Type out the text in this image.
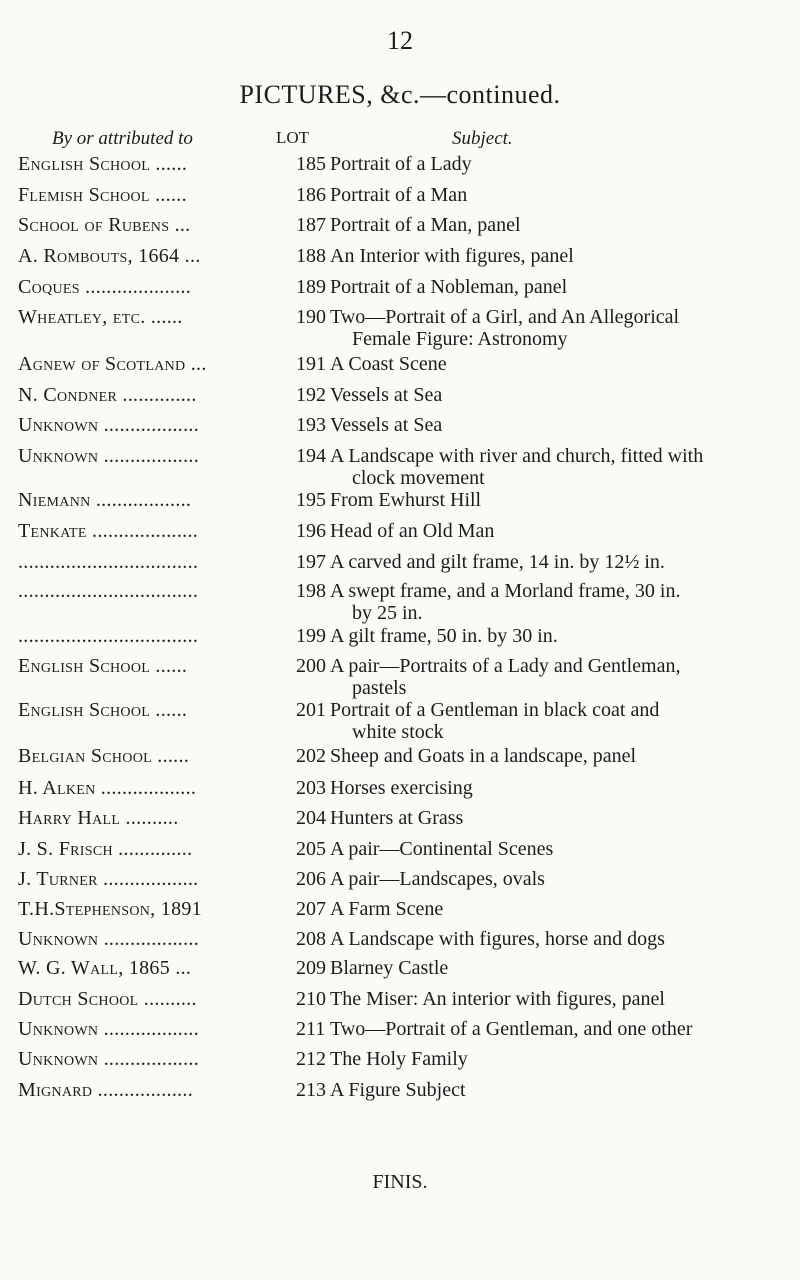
12
PICTURES, &c.—continued.
By or attributed to	LOT	Subject.
English School ......	185 Portrait of a Lady
Flemish School ......	186 Portrait of a Man
School of Rubens ...	187 Portrait of a Man, panel
A. Rombouts, 1664 ...	188 An Interior with figures, panel
Coques ....................	189 Portrait of a Nobleman, panel
Wheatley, etc. ......	190 Two—Portrait of a Girl, and An Allegorical
Female Figure: Astronomy
Agnew of Scotland ...	191 A Coast Scene
N. Condner ..............	192 Vessels at Sea
Unknown ..................	193 Vessels at Sea
Unknown ..................	194 A Landscape with river and church, fitted with
clock movement
Niemann ..................	195 From Ewhurst Hill
Tenkate ....................	196 Head of an Old Man
..................................	197 A carved and gilt frame, 14 in. by 12½ in.
..................................	198 A swept frame, and a Morland frame, 30 in.
by 25 in.
..................................	199 A gilt frame, 50 in. by 30 in.
English School ......	200 A pair—Portraits of a Lady and Gentleman,
pastels
English School ......	201 Portrait of a Gentleman in black coat and
white stock
Belgian School ......	202 Sheep and Goats in a landscape, panel
H. Alken ..................	203 Horses exercising
Harry Hall ..........	204 Hunters at Grass
J. S. Frisch ..............	205 A pair—Continental Scenes
J. Turner ..................	206 A pair—Landscapes, ovals
T.H.Stephenson, 1891	207 A Farm Scene
Unknown ..................	208 A Landscape with figures, horse and dogs
W. G. Wall, 1865 ...	209 Blarney Castle
Dutch School ..........	210 The Miser: An interior with figures, panel
Unknown ..................	211 Two—Portrait of a Gentleman, and one other
Unknown ..................	212 The Holy Family
Mignard ..................	213 A Figure Subject
FINIS.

• • •

● Exercise instructions
Print the complete listing exactly, apart from any pictures.

● Output below
Type out the text in this image.
12
PICTURES, &c.—continued.
By or attributed to	LOT	Subject.
English School ......	185 Portrait of a Lady
Flemish School ......	186 Portrait of a Man
School of Rubens ...	187 Portrait of a Man, panel
A. Rombouts, 1664 ...	188 An Interior with figures, panel
Coques ....................	189 Portrait of a Nobleman, panel
Wheatley, etc. ......	190 Two—Portrait of a Girl, and An Allegorical
Female Figure: Astronomy
Agnew of Scotland ...	191 A Coast Scene
N. Condner ..............	192 Vessels at Sea
Unknown ..................	193 Vessels at Sea
Unknown ..................	194 A Landscape with river and church, fitted with
clock movement
Niemann ..................	195 From Ewhurst Hill
Tenkate ....................	196 Head of an Old Man
..................................	197 A carved and gilt frame, 14 in. by 12½ in.
..................................	198 A swept frame, and a Morland frame, 30 in.
by 25 in.
..................................	199 A gilt frame, 50 in. by 30 in.
English School ......	200 A pair—Portraits of a Lady and Gentleman,
pastels
English School ......	201 Portrait of a Gentleman in black coat and
white stock
Belgian School ......	202 Sheep and Goats in a landscape, panel
H. Alken ..................	203 Horses exercising
Harry Hall ..........	204 Hunters at Grass
J. S. Frisch ..............	205 A pair—Continental Scenes
J. Turner ..................	206 A pair—Landscapes, ovals
T.H.Stephenson, 1891	207 A Farm Scene
Unknown ..................	208 A Landscape with figures, horse and dogs
W. G. Wall, 1865 ...	209 Blarney Castle
Dutch School ..........	210 The Miser: An interior with figures, panel
Unknown ..................	211 Two—Portrait of a Gentleman, and one other
Unknown ..................	212 The Holy Family
Mignard ..................	213 A Figure Subject
FINIS.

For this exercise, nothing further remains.